- Problem to solve -
Reproduce each line exactly.

- Supplied entries -
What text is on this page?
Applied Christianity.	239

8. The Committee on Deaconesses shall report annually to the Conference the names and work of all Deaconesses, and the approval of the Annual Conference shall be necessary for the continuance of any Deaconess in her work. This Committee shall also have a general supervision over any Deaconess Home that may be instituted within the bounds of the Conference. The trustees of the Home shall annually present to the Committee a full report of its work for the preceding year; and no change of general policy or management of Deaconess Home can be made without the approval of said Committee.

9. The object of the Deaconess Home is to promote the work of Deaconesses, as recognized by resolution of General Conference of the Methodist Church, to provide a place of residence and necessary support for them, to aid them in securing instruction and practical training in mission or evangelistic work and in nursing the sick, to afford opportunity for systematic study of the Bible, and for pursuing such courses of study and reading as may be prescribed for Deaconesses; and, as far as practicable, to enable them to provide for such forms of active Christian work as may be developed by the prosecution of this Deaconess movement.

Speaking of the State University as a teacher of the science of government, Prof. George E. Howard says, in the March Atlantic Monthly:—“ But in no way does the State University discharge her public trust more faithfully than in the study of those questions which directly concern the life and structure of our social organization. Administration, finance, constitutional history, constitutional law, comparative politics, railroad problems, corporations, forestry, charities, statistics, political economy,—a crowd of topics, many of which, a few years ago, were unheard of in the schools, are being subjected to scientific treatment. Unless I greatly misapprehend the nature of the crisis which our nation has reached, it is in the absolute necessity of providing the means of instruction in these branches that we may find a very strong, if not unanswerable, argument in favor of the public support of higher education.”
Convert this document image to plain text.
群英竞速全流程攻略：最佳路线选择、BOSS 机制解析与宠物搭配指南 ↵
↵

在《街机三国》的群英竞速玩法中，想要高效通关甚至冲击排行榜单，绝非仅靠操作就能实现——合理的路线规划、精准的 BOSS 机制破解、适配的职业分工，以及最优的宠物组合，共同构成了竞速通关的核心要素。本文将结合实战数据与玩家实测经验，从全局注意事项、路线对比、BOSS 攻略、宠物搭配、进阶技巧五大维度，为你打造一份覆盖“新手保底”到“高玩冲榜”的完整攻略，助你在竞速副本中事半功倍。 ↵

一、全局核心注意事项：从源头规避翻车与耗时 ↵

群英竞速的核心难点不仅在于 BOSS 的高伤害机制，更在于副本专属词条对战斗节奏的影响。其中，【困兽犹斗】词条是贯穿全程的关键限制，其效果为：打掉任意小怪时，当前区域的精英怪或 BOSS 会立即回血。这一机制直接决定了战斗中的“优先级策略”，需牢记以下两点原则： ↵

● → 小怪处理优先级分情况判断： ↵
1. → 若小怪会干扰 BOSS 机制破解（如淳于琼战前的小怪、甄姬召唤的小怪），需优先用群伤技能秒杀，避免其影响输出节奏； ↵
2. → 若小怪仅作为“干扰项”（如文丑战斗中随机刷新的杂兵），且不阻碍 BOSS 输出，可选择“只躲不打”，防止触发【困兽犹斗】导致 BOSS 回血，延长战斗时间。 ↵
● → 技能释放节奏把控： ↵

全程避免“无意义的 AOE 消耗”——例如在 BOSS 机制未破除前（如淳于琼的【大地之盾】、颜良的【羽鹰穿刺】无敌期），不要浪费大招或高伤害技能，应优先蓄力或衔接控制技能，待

- Answer in full -
What text is on this page?
Applied Christianity.	239

8. The Committee on Deaconesses shall report annually to the Conference the names and work of all Deaconesses, and the approval of the Annual Conference shall be necessary for the continuance of any Deaconess in her work. This Committee shall also have a general supervision over any Deaconess Home that may be instituted within the bounds of the Conference. The trustees of the Home shall annually present to the Committee a full report of its work for the preceding year; and no change of general policy or management of Deaconess Home can be made without the approval of said Committee.

9. The object of the Deaconess Home is to promote the work of Deaconesses, as recognized by resolution of General Conference of the Methodist Church, to provide a place of residence and necessary support for them, to aid them in securing instruction and practical training in mission or evangelistic work and in nursing the sick, to afford opportunity for systematic study of the Bible, and for pursuing such courses of study and reading as may be prescribed for Deaconesses; and, as far as practicable, to enable them to provide for such forms of active Christian work as may be developed by the prosecution of this Deaconess movement.

Speaking of the State University as a teacher of the science of government, Prof. George E. Howard says, in the March Atlantic Monthly:—“ But in no way does the State University discharge her public trust more faithfully than in the study of those questions which directly concern the life and structure of our social organization. Administration, finance, constitutional history, constitutional law, comparative politics, railroad problems, corporations, forestry, charities, statistics, political economy,—a crowd of topics, many of which, a few years ago, were unheard of in the schools, are being subjected to scientific treatment. Unless I greatly misapprehend the nature of the crisis which our nation has reached, it is in the absolute necessity of providing the means of instruction in these branches that we may find a very strong, if not unanswerable, argument in favor of the public support of higher education.”
Convert this document image to plain text.
群英竞速全流程攻略：最佳路线选择、BOSS 机制解析与宠物搭配指南 ↵
↵

在《街机三国》的群英竞速玩法中，想要高效通关甚至冲击排行榜单，绝非仅靠操作就能实现——合理的路线规划、精准的 BOSS 机制破解、适配的职业分工，以及最优的宠物组合，共同构成了竞速通关的核心要素。本文将结合实战数据与玩家实测经验，从全局注意事项、路线对比、BOSS 攻略、宠物搭配、进阶技巧五大维度，为你打造一份覆盖“新手保底”到“高玩冲榜”的完整攻略，助你在竞速副本中事半功倍。 ↵

一、全局核心注意事项：从源头规避翻车与耗时 ↵

群英竞速的核心难点不仅在于 BOSS 的高伤害机制，更在于副本专属词条对战斗节奏的影响。其中，【困兽犹斗】词条是贯穿全程的关键限制，其效果为：打掉任意小怪时，当前区域的精英怪或 BOSS 会立即回血。这一机制直接决定了战斗中的“优先级策略”，需牢记以下两点原则： ↵

● → 小怪处理优先级分情况判断： ↵
1. → 若小怪会干扰 BOSS 机制破解（如淳于琼战前的小怪、甄姬召唤的小怪），需优先用群伤技能秒杀，避免其影响输出节奏； ↵
2. → 若小怪仅作为“干扰项”（如文丑战斗中随机刷新的杂兵），且不阻碍 BOSS 输出，可选择“只躲不打”，防止触发【困兽犹斗】导致 BOSS 回血，延长战斗时间。 ↵
● → 技能释放节奏把控： ↵

全程避免“无意义的 AOE 消耗”——例如在 BOSS 机制未破除前（如淳于琼的【大地之盾】、颜良的【羽鹰穿刺】无敌期），不要浪费大招或高伤害技能，应优先蓄力或衔接控制技能，待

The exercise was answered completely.